*Required task*. Find all the lines with "selezionata" and gather them.

*Data provided*.
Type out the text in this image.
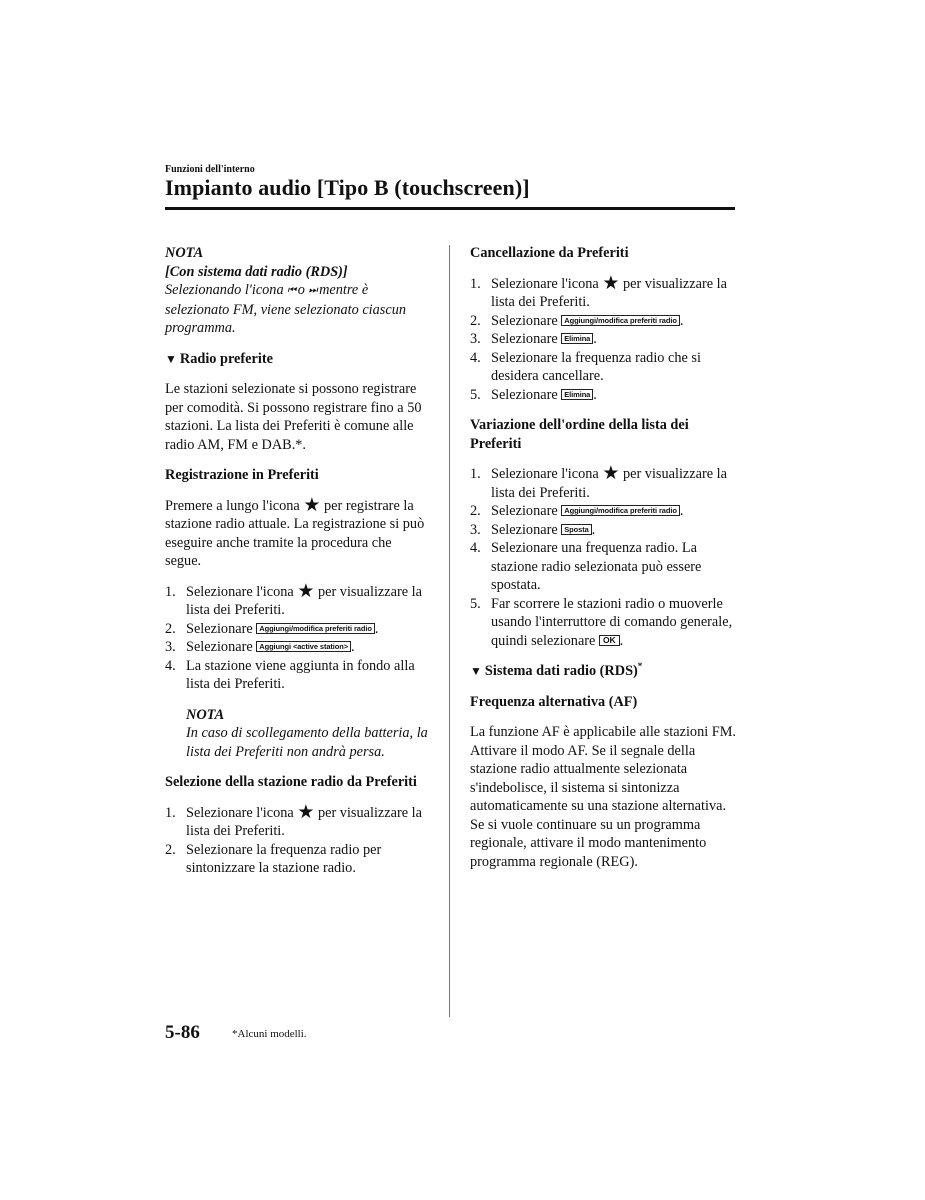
Funzioni dell'interno
Impianto audio [Tipo B (touchscreen)]

NOTA

[Con sistema dati radio (RDS)]

Selezionando l'icona ⏮ o ⏭ mentre è selezionato FM, viene selezionato ciascun programma.

▼ Radio preferite

Le stazioni selezionate si possono registrare per comodità. Si possono registrare fino a 50 stazioni. La lista dei Preferiti è comune alle radio AM, FM e DAB.*.

Registrazione in Preferiti

Premere a lungo l'icona ★ per registrare la stazione radio attuale. La registrazione si può eseguire anche tramite la procedura che segue.

1. Selezionare l'icona ★ per visualizzare la lista dei Preferiti.
2. Selezionare Aggiungi/modifica preferiti radio .
3. Selezionare Aggiungi <active station> .
4. La stazione viene aggiunta in fondo alla lista dei Preferiti.

NOTA

In caso di scollegamento della batteria, la lista dei Preferiti non andrà persa.

Selezione della stazione radio da Preferiti

1. Selezionare l'icona ★ per visualizzare la lista dei Preferiti.
2. Selezionare la frequenza radio per sintonizzare la stazione radio.

Cancellazione da Preferiti

1. Selezionare l'icona ★ per visualizzare la lista dei Preferiti.
2. Selezionare Aggiungi/modifica preferiti radio .
3. Selezionare Elimina .
4. Selezionare la frequenza radio che si desidera cancellare.
5. Selezionare Elimina .

Variazione dell'ordine della lista dei Preferiti

1. Selezionare l'icona ★ per visualizzare la lista dei Preferiti.
2. Selezionare Aggiungi/modifica preferiti radio .
3. Selezionare Sposta .
4. Selezionare una frequenza radio. La stazione radio selezionata può essere spostata.
5. Far scorrere le stazioni radio o muoverle usando l'interruttore di comando generale, quindi selezionare OK .

▼ Sistema dati radio (RDS)*

Frequenza alternativa (AF)

La funzione AF è applicabile alle stazioni FM. Attivare il modo AF. Se il segnale della stazione radio attualmente selezionata s'indebolisce, il sistema si sintonizza automaticamente su una stazione alternativa.
Se si vuole continuare su un programma regionale, attivare il modo mantenimento programma regionale (REG).

5-86	*Alcuni modelli.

*Final answer*.
4. Selezionare una frequenza radio. La stazione radio selezionata può essere spostata.
La funzione AF è applicabile alle stazioni FM. Attivare il modo AF. Se il segnale della stazione radio attualmente selezionata s'indebolisce, il sistema si sintonizza automaticamente su una stazione alternativa.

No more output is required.